## begin DOCUMENT PASSAGE

PostgreSQL: Selecting records holding group-wise maximum
Comments enabled. I *really* need your comment
Continuing the series on selecting records holding group-wise maximums:
How do I select the whole records, grouped on
grouper
and holding a group-wise maximum (or minimum) on other column?
In this article, I'll describe several ways to do this in PostgreSQL 8.4.
PostgreSQL 8.4 syntax is much richer than that of MySQL. The former can use the analytic functions, recursive CTE's and proprietary syntax extensions, all of which can be used for this task.
Let's create a sample table:
Table creation details
This table has 1,000,000 records:
id
is thePRIMARY KEY
orderer
is filled with random values from 1 to 10glow
is a low cardinality grouping field (10 distinct values)ghigh
is a high cardinality grouping field (10,000 distinct values)stuffing
is an asterisk-filledVARCHAR(200)
column added to emulate payload of the actual tables
Analytic functions
PostgreSQL 8.4 supports analytic functions. These functions extend the aggregate abilities: they work on the groups rather than on the individual records, but return their values to each individual record instead of shrinking the set. For instance, ROW_NUMBER
enumerates the records within the group according to the ordering condition, and DENSE_RANK
enumerates distinct values of the ordering column (it assigns same number to the records with the same value of the ordering column).
Let's make a query to select the records holding the group-wise maximums of id
. Since id
is a PRIMARY KEY
we don't have to worry about the ties.
Here's the query:
SELECT id, orderer, glow, ghigh FROM ( SELECT *, ROW_NUMBER() OVER (PARTITION BY glow ORDER BY id) AS rn FROM t_distinct ) q WHERE rn = 1
This works, but is very inefficient (more than 12 seconds). PostgreSQL chooses the sorting in this case but it is not very good in sorting the tables with large rows.
This can be improved by making PostgreSQL to use the index which covers both columns and then join the id
(which is also covered by the index):
SELECT di.id, di.orderer, di.glow, di.ghigh FROM ( SELECT id, ROW_NUMBER() OVER (PARTITION BY glow ORDER BY id) AS rn FROM t_distinct d ) dd JOIN t_distinct di ON di.id = dd.id WHERE rn = 1
This is much faster (4 s) but there is still much space for improvement.
If we wish to order by orderer
we need to define a method to resolve ties.

## end DOCUMENT PASSAGE
## begin RAW RECORDS

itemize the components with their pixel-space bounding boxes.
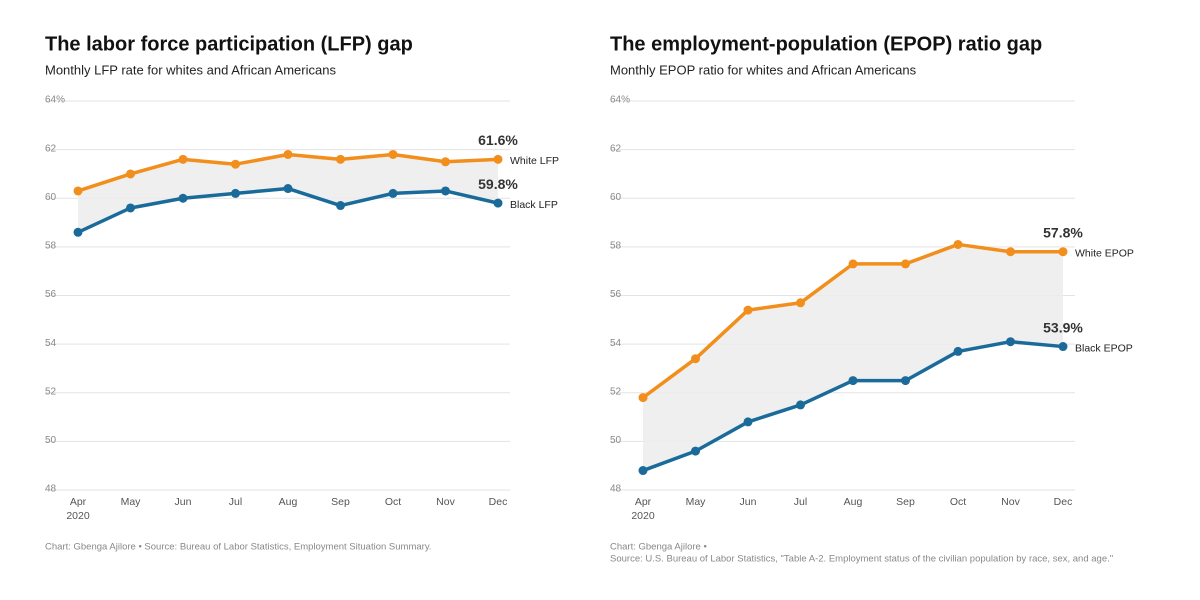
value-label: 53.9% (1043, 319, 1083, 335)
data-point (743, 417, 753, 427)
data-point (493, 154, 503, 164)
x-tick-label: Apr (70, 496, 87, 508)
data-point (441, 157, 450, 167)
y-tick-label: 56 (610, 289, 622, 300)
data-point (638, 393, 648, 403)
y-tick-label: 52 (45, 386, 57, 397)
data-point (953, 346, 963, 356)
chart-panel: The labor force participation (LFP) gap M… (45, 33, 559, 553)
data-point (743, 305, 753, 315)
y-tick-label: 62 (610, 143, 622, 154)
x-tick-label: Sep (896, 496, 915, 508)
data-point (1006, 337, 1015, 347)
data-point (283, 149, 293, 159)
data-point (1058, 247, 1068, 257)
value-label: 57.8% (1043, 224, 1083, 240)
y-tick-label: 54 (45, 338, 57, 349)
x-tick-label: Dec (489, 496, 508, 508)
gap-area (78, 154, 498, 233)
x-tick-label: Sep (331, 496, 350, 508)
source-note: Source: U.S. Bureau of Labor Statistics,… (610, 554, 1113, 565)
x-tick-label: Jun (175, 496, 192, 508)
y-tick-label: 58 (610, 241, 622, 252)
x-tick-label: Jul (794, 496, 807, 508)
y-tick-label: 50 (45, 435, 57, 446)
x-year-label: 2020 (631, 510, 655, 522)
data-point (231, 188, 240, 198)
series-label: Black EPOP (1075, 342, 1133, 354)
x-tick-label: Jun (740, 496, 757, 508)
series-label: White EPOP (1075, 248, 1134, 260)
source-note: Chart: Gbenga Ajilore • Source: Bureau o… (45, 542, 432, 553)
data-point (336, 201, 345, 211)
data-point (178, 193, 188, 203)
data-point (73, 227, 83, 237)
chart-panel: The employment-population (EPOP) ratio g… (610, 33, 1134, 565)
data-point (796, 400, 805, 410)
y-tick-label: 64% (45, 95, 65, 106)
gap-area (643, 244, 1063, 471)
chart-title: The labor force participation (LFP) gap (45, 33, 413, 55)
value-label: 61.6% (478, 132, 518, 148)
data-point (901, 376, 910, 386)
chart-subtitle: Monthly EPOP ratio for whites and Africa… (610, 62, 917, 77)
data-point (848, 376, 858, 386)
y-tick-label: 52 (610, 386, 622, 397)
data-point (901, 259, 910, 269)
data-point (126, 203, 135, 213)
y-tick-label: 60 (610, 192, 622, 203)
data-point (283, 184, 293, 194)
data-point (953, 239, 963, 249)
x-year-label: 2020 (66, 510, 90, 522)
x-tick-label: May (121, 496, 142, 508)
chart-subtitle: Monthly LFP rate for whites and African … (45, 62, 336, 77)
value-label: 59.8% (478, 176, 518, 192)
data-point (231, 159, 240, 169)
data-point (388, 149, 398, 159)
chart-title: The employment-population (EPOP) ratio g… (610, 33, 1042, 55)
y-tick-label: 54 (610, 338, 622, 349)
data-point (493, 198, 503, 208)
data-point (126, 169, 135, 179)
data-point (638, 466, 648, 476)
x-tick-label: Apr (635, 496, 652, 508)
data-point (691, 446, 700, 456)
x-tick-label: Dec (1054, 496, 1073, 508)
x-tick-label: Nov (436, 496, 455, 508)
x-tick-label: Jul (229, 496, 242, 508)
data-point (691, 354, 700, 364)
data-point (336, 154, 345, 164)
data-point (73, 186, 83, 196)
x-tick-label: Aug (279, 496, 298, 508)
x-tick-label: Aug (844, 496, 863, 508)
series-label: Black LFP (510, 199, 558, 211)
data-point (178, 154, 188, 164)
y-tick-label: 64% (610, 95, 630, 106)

## end RAW RECORDS

REQUIRED WORK:
[a] From the article on selecting group-wise maximums in PostgreSQL, list every column named in the outer SELECT of the first query shown.
[b] Pick up the article on selecting group-wise maximums in PostgreSQL after its last sentence and write the next part.

RESULTS OF THE TASKS:
[a] id, orderer, glow, ghigh

[b]
Using the same approach we can return all records with ties:
SELECT COUNT(*), SUM(id) FROM ( SELECT *, DENSE_RANK() OVER (PARTITION BY glow ORDER BY orderer) AS dr FROM t_distinct d ) dd WHERE dr = 1
, or resolve ties by return the record with the maximum id
among those holding the minimum value of the orderer
:
SELECT di.id, di.orderer, di.glow, di.ghigh FROM ( SELECT id, ROW_NUMBER() OVER (PARTITION BY glow ORDER BY orderer, id DESC) AS rn FROM t_distinct d ) dd JOIN t_distinct di ON di.id = dd.id WHERE rn = 1
As you can see, all these queries are elegant but rather inefficient.
Using DISTINCT ON
PostgreSQL implements another way to return the whole records holding group-wise maximums or minimums.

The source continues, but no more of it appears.